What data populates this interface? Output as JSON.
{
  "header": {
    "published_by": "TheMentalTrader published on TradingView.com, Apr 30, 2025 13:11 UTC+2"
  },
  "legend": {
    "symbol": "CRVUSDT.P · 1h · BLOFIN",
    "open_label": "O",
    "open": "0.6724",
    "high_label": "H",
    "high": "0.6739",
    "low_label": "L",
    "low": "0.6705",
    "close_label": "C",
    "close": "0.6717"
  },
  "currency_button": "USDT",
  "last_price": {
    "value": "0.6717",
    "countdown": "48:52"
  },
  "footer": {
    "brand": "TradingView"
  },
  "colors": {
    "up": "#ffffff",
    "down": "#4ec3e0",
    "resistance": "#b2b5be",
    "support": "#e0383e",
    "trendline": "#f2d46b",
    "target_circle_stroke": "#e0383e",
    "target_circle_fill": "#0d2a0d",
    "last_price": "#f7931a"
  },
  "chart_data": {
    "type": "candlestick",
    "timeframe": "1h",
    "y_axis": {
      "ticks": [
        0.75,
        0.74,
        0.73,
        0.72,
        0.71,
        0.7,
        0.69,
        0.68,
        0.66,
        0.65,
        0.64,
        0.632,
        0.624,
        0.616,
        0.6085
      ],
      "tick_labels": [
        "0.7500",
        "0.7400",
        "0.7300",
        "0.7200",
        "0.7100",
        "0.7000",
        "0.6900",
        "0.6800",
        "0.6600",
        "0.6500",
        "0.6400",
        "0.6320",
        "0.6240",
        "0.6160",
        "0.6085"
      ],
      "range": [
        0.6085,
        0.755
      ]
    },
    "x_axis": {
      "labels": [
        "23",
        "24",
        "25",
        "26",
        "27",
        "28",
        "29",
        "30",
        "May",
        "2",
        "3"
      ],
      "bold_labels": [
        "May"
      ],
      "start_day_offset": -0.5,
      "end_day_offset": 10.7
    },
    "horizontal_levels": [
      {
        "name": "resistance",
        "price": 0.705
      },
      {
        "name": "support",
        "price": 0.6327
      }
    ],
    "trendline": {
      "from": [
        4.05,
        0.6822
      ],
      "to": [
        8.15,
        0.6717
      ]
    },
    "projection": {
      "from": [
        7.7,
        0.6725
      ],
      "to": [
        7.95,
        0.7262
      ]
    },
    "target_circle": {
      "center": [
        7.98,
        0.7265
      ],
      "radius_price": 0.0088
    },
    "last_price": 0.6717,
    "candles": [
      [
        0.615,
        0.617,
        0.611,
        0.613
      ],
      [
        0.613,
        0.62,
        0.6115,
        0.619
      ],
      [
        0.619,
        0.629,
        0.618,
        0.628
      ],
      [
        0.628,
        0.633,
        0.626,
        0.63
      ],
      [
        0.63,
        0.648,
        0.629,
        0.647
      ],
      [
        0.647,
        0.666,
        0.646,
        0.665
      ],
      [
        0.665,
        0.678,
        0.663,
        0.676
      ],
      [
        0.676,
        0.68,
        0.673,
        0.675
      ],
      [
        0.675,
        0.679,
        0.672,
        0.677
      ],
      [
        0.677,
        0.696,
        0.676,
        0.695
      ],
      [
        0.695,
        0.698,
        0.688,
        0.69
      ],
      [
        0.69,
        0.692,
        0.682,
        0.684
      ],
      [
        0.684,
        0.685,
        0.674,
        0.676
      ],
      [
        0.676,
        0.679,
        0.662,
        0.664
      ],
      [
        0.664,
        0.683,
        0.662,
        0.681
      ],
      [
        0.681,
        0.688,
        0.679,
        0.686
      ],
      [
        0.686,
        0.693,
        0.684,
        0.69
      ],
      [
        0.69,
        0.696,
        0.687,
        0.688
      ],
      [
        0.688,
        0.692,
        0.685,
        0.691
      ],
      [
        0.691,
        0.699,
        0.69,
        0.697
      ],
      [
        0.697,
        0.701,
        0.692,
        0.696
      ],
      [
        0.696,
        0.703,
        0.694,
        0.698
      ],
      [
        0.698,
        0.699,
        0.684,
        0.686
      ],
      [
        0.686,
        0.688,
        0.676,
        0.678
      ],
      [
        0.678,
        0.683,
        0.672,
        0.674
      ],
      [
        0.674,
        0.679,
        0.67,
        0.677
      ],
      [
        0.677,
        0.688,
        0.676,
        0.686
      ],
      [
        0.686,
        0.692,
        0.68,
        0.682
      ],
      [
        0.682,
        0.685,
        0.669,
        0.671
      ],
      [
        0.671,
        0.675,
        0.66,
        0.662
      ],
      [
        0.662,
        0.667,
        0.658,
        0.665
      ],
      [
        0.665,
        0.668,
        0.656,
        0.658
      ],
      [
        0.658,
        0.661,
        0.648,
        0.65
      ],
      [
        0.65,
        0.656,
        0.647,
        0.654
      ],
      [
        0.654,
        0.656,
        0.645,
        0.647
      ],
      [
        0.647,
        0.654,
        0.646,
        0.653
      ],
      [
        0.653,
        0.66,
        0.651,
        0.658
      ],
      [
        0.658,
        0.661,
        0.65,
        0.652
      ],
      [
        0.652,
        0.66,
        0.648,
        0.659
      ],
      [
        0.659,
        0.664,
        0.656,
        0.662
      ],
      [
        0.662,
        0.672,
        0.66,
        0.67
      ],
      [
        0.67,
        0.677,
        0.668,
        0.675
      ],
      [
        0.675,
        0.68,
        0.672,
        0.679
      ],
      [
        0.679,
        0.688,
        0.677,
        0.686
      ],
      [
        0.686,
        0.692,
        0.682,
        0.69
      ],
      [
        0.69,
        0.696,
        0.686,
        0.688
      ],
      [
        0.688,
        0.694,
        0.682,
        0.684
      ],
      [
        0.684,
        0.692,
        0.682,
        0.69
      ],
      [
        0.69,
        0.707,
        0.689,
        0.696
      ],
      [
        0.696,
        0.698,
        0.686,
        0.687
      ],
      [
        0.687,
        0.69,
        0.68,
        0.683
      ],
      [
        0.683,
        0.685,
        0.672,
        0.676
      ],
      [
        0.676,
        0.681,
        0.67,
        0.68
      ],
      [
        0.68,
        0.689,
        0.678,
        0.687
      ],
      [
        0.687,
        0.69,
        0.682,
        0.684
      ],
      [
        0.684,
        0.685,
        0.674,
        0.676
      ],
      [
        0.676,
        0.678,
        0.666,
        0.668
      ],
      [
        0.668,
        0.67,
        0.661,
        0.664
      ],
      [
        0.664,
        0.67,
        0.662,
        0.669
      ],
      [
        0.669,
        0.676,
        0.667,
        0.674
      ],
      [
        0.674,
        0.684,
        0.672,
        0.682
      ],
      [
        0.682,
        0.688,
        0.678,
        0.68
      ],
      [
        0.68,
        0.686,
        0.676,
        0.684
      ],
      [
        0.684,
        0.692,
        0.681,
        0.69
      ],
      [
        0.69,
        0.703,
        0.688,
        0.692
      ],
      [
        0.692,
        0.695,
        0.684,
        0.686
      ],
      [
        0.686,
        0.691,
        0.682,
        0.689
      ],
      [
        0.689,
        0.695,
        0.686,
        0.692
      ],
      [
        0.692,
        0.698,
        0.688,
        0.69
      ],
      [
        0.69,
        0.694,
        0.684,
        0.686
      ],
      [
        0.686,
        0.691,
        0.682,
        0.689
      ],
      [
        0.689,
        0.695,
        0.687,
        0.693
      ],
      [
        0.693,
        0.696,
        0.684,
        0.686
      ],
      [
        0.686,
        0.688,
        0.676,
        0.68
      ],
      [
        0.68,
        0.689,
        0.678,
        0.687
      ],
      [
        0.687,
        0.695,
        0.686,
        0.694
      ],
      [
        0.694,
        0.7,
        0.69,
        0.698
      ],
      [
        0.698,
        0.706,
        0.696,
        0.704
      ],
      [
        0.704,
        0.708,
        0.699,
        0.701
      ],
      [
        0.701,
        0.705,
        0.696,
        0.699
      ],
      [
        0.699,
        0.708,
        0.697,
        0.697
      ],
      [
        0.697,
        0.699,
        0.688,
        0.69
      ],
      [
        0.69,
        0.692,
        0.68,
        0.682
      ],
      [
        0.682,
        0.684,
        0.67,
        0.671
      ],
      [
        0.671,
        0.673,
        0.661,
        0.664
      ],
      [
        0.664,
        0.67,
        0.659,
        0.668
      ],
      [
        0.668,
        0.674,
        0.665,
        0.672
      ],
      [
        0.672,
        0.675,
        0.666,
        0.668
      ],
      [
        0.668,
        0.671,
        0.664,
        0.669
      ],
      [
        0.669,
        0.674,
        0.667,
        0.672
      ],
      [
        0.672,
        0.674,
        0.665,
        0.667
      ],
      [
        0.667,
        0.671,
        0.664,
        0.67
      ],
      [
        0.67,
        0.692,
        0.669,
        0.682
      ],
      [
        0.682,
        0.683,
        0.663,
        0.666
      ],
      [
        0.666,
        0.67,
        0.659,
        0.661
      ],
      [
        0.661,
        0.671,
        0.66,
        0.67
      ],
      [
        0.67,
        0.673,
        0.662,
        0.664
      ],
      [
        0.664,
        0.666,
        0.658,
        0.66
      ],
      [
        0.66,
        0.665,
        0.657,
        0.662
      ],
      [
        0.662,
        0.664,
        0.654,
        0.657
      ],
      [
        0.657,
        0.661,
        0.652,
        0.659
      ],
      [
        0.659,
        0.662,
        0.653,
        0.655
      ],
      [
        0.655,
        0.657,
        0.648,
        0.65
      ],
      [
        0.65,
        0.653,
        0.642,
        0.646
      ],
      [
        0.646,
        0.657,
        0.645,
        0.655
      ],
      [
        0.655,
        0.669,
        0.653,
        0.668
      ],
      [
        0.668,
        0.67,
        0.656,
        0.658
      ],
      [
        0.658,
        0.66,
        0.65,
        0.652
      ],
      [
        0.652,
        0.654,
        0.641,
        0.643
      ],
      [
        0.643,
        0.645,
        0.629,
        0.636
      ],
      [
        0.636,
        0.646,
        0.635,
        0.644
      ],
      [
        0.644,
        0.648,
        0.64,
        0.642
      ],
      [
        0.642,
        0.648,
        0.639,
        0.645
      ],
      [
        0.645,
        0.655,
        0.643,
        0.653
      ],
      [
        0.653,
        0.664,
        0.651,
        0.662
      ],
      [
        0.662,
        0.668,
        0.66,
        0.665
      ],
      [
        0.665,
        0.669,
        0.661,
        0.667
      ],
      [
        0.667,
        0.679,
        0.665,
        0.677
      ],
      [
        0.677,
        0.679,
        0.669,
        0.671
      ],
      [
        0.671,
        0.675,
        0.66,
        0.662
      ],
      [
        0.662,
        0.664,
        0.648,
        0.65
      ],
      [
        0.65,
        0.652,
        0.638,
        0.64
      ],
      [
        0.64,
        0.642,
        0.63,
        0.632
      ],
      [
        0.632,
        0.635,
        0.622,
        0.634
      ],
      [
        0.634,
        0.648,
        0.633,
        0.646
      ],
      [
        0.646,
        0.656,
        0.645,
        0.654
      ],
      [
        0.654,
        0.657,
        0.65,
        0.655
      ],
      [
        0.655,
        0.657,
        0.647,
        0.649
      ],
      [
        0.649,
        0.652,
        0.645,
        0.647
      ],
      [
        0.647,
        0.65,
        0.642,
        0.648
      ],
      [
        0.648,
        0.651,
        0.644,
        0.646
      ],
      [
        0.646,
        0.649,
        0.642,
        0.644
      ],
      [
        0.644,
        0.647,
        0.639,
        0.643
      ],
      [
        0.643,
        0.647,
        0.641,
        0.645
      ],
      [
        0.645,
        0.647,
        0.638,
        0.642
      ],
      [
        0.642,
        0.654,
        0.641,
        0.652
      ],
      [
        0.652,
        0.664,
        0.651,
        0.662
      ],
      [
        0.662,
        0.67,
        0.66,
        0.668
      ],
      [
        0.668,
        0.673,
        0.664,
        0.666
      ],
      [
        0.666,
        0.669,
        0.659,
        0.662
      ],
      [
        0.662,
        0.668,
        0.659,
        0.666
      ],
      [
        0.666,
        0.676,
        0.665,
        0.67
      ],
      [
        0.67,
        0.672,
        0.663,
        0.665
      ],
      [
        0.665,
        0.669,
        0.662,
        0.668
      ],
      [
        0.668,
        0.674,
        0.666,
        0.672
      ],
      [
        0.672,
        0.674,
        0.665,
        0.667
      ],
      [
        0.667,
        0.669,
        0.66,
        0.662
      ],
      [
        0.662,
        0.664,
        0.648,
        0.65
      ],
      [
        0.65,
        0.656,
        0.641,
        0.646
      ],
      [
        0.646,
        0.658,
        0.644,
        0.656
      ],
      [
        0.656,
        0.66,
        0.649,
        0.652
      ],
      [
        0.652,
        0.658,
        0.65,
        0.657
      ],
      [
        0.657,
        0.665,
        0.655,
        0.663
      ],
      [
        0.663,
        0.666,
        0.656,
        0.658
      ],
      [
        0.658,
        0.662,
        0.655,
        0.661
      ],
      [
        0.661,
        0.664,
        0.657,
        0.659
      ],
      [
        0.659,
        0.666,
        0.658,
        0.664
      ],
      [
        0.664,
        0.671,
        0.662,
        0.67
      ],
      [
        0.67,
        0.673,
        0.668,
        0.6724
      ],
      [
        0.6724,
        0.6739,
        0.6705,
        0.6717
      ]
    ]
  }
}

::::::

» **Problem to solve**: Scan the material and collect every line that contains "TradingView".

» **Task solution**:
    "published_by": "TheMentalTrader published on TradingView.com, Apr 30, 2025 13:11 UTC+2"
    "brand": "TradingView"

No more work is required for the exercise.